• **PROMPT A**
In the mailing-list thread about the ARM decompressor, which company designed the third level of cache on the Armada 8040?

[PATCH] ARM: decompressor: cover BSS in cache clean and reorder with MMU disable on v7

Sun Jan 24 10:45:14 EST 2021

On Sun, 24 Jan 2021 at 16:21, Russell King - ARM Linux admin
<linux at armlinux.org.uk> wrote:
>
> On Sun, Jan 24, 2021 at 02:35:31PM +0100, Ard Biesheuvel wrote:
> > So what I think is happening is the following:
> >
> > In v5.7 and before, the set/way operations trap into KVM, which sets
> > another trap bit to ensure that second trap occurs the next time the
> > MMU is disabled. So if any cachelines are allocated after the call to
> > cache_clean_flush(), they will be invalidated again when KVM
> > invalidates the VM's entire IPA space.
> >
> > According to DDI0406C.d paragraph B3.2.1, it is implementation defined
> > whether non-cacheable accesses that occur with MMU/caches disabled may
> > hit in the data cache.
> >
> > So after v5.7, without set/way instructions being issued, the second
> > trap is never set, and so the only cache clean+invalidate that occurs
> > is the one that the decompressor performs itself, and the one that KVM
> > does on the guest's behalf at cache_off() time is omitted. This
> > results in clean cachelines being allocated that shadow the
> > mini-stack, which are hit by the non-cacheable accesses that occur
> > before the kernel proper enables the MMU again.
> >
> > Reordering the clean+invalidate with the MMU/cache disabling prevent
> > the issue, as disabling the MMU and caches first disables any mappings
> > that the cache could perform speculative linefills from, and so the
> > mini-stack memory access cannot be served from the cache.
>
> This may be part of the story, but it doesn't explain all of the
> observed behaviour.
>
> First, some backround...
>
> We have three levels of cache on the Armada 8040 - there are the two
> levels inside the A72 clusters, as designed by Arm Ltd. There is a
> third level designed by Marvell which is common to all CPUs, which is
> an exclusive cache. This means that if the higher levels of cache
> contain a cache line, the L3 cache will not.

• **DATA IN THIS EXERCISE**
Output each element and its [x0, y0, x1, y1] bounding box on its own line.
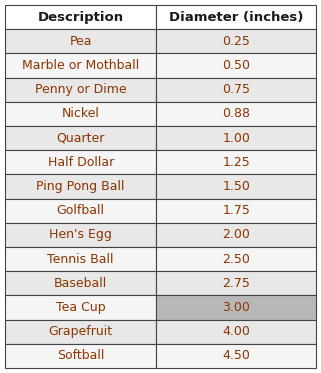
Text: Tea Cup: Tea Cup — [56, 301, 106, 314]
Text: Pea: Pea — [69, 35, 92, 48]
Text: 3.00: 3.00 — [222, 301, 250, 314]
Bar — [5, 29, 156, 53]
Text: 1.75: 1.75 — [222, 204, 250, 217]
Text: Nickel: Nickel — [62, 107, 100, 120]
Bar — [156, 295, 316, 320]
Text: Description: Description — [38, 10, 124, 23]
Bar — [5, 344, 156, 368]
Text: Baseball: Baseball — [54, 277, 107, 290]
Text: 1.25: 1.25 — [222, 156, 250, 169]
Text: 4.50: 4.50 — [222, 350, 250, 363]
Text: 4.00: 4.00 — [222, 325, 250, 338]
Bar — [5, 5, 156, 29]
Bar — [5, 223, 156, 247]
Text: Hen's Egg: Hen's Egg — [49, 228, 112, 241]
Bar — [5, 320, 156, 344]
Bar — [156, 247, 316, 271]
Text: 0.88: 0.88 — [222, 107, 250, 120]
Text: 2.75: 2.75 — [222, 277, 250, 290]
Text: 1.00: 1.00 — [222, 132, 250, 145]
Bar — [156, 223, 316, 247]
Text: Tennis Ball: Tennis Ball — [48, 253, 114, 266]
Bar — [5, 78, 156, 102]
Bar — [156, 198, 316, 223]
Bar — [5, 102, 156, 126]
Text: 0.25: 0.25 — [222, 35, 250, 48]
Text: Softball: Softball — [57, 350, 104, 363]
Text: Quarter: Quarter — [56, 132, 105, 145]
Bar — [156, 150, 316, 175]
Bar — [5, 198, 156, 223]
Bar — [5, 247, 156, 271]
Bar — [156, 344, 316, 368]
Bar — [156, 320, 316, 344]
Text: Golfball: Golfball — [57, 204, 105, 217]
Text: Marble or Mothball: Marble or Mothball — [22, 59, 139, 72]
Text: 1.50: 1.50 — [222, 180, 250, 193]
Text: 2.50: 2.50 — [222, 253, 250, 266]
Bar — [5, 150, 156, 175]
Bar — [156, 102, 316, 126]
Bar — [156, 53, 316, 78]
Bar — [5, 126, 156, 150]
Bar — [5, 271, 156, 295]
Bar — [156, 271, 316, 295]
Bar — [156, 5, 316, 29]
Bar — [156, 78, 316, 102]
Bar — [5, 295, 156, 320]
Bar — [156, 175, 316, 198]
Text: 0.50: 0.50 — [222, 59, 250, 72]
Text: Half Dollar: Half Dollar — [48, 156, 114, 169]
Bar — [156, 126, 316, 150]
Text: Grapefruit: Grapefruit — [49, 325, 113, 338]
Text: Penny or Dime: Penny or Dime — [35, 83, 126, 96]
Bar — [5, 53, 156, 78]
Text: Ping Pong Ball: Ping Pong Ball — [37, 180, 125, 193]
Bar — [156, 29, 316, 53]
Text: 0.75: 0.75 — [222, 83, 250, 96]
Bar — [5, 175, 156, 198]
Text: Diameter (inches): Diameter (inches) — [169, 10, 303, 23]
Text: 2.00: 2.00 — [222, 228, 250, 241]
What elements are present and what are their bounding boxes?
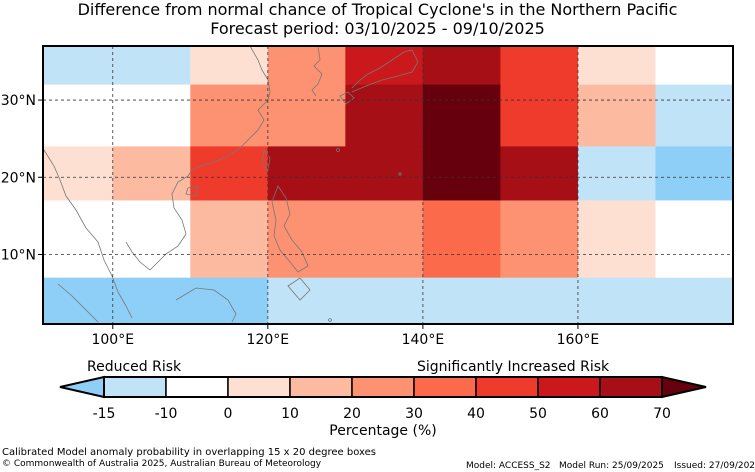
grid-cell — [267, 146, 424, 201]
grid-cell — [422, 46, 501, 86]
colorbar-tick-label: 0 — [224, 406, 233, 422]
grid-cell — [43, 84, 191, 147]
grid-cell — [500, 200, 579, 279]
lon-tick-label: 140°E — [402, 332, 445, 348]
grid-cell — [43, 200, 191, 279]
footer-model: Model: ACCESS_S2 — [466, 461, 551, 471]
grid-cell — [577, 46, 656, 86]
reduced-risk-label: Reduced Risk — [87, 359, 182, 375]
grid-cell — [43, 277, 269, 325]
title-line-1: Difference from normal chance of Tropica… — [77, 0, 678, 19]
footer-description: Calibrated Model anomaly probability in … — [2, 447, 377, 458]
footer-copyright: © Commonwealth of Australia 2025, Austra… — [2, 459, 322, 469]
colorbar-tick-label: 30 — [405, 406, 423, 422]
colorbar-outline — [103, 376, 663, 398]
lat-tick-label: 20°N — [1, 170, 36, 186]
grid-cell — [655, 200, 734, 279]
grid-cell — [190, 200, 269, 279]
colorbar-tick-label: 70 — [653, 406, 671, 422]
colorbar-tick-label: -15 — [93, 406, 116, 422]
colorbar-tick-label: 10 — [281, 406, 299, 422]
grid-cell — [267, 200, 424, 279]
colorbar-title: Percentage (%) — [329, 423, 436, 439]
grid-cell — [577, 200, 656, 279]
grid-cell — [577, 84, 656, 147]
grid-cell — [655, 146, 734, 201]
colorbar-swatch — [227, 376, 291, 398]
grid-cell — [655, 84, 734, 147]
colorbar-swatch — [475, 376, 539, 398]
colorbar-swatch — [289, 376, 353, 398]
grid-cell — [112, 146, 191, 201]
lon-tick-label: 160°E — [557, 332, 600, 348]
grid-cell — [422, 84, 501, 147]
colorbar-extend-low — [59, 375, 105, 399]
grid-cell — [500, 84, 579, 147]
lat-tick-label: 30°N — [1, 93, 36, 109]
colorbar-swatch — [103, 376, 167, 398]
grid-cell — [267, 277, 734, 325]
colorbar-swatch — [165, 376, 229, 398]
anomaly-grid — [43, 46, 734, 325]
footer-issued: Issued: 27/09/2025 — [674, 461, 755, 471]
grid-cell — [655, 46, 734, 86]
grid-cell — [422, 200, 501, 279]
grid-cell — [190, 146, 269, 201]
grid-cell — [500, 46, 579, 86]
grid-cell — [345, 84, 424, 147]
grid-cell — [577, 146, 656, 201]
colorbar-tick-label: 20 — [343, 406, 361, 422]
title-line-2: Forecast period: 03/10/2025 - 09/10/2025 — [210, 19, 545, 38]
grid-cell — [43, 146, 114, 201]
lon-tick-label: 120°E — [247, 332, 290, 348]
lat-tick-label: 10°N — [1, 248, 36, 264]
colorbar-tick-label: 60 — [591, 406, 609, 422]
coastline — [43, 45, 419, 323]
colorbar-swatch — [413, 376, 477, 398]
map-frame — [42, 45, 734, 325]
grid-cell — [43, 46, 191, 86]
grid-cell — [500, 146, 579, 201]
footer-model-run: Model Run: 25/09/2025 — [559, 461, 664, 471]
colorbar-tick-label: -10 — [155, 406, 178, 422]
colorbar-tick-label: 40 — [467, 406, 485, 422]
colorbar-swatch — [351, 376, 415, 398]
colorbar: -15 -10 0 10 20 30 40 50 60 70 — [59, 375, 707, 422]
colorbar-swatch — [537, 376, 601, 398]
grid-cell — [422, 146, 501, 201]
axis-ticks: 100°E 120°E 140°E 160°E 10°N 20°N 30°N — [1, 93, 600, 348]
lon-tick-label: 100°E — [91, 332, 134, 348]
increased-risk-label: Significantly Increased Risk — [417, 359, 610, 375]
grid-cell — [267, 46, 346, 86]
colorbar-swatch — [599, 376, 663, 398]
colorbar-extend-high — [661, 375, 707, 399]
graticule — [43, 46, 733, 324]
colorbar-tick-label: 50 — [529, 406, 547, 422]
grid-cell — [190, 46, 269, 86]
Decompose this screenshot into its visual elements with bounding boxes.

• **PROMPT B**
In the records, take the lines starting with the line containing "Text: Tea Cup: Tea Cup — [56, 301, 106, 314]" and going on through the line containing "Text: Golfball: Golfball". Write them out again with "Bar" renamed to "Row" and everything else unchanged.

• **PROBLEM SOLUTION A**
Marvell

• **PROBLEM SOLUTION B**
Text: Tea Cup: Tea Cup — [56, 301, 106, 314]
Text: Pea: Pea — [69, 35, 92, 48]
Text: 3.00: 3.00 — [222, 301, 250, 314]
Row — [5, 29, 156, 53]
Text: 1.75: 1.75 — [222, 204, 250, 217]
Text: Nickel: Nickel — [62, 107, 100, 120]
Row — [156, 295, 316, 320]
Text: Description: Description — [38, 10, 124, 23]
Row — [5, 344, 156, 368]
Text: Baseball: Baseball — [54, 277, 107, 290]
Text: 1.25: 1.25 — [222, 156, 250, 169]
Text: 4.50: 4.50 — [222, 350, 250, 363]
Text: 4.00: 4.00 — [222, 325, 250, 338]
Row — [5, 5, 156, 29]
Row — [5, 223, 156, 247]
Text: Hen's Egg: Hen's Egg — [49, 228, 112, 241]
Row — [5, 320, 156, 344]
Row — [156, 247, 316, 271]
Text: 0.88: 0.88 — [222, 107, 250, 120]
Text: 2.75: 2.75 — [222, 277, 250, 290]
Text: 1.00: 1.00 — [222, 132, 250, 145]
Row — [156, 223, 316, 247]
Text: Tennis Ball: Tennis Ball — [48, 253, 114, 266]
Row — [5, 78, 156, 102]
Row — [156, 198, 316, 223]
Row — [5, 102, 156, 126]
Text: 0.25: 0.25 — [222, 35, 250, 48]
Text: Softball: Softball — [57, 350, 104, 363]
Text: Quarter: Quarter — [56, 132, 105, 145]
Row — [156, 150, 316, 175]
Row — [5, 198, 156, 223]
Row — [5, 247, 156, 271]
Row — [156, 344, 316, 368]
Row — [156, 320, 316, 344]
Text: Golfball: Golfball — [57, 204, 105, 217]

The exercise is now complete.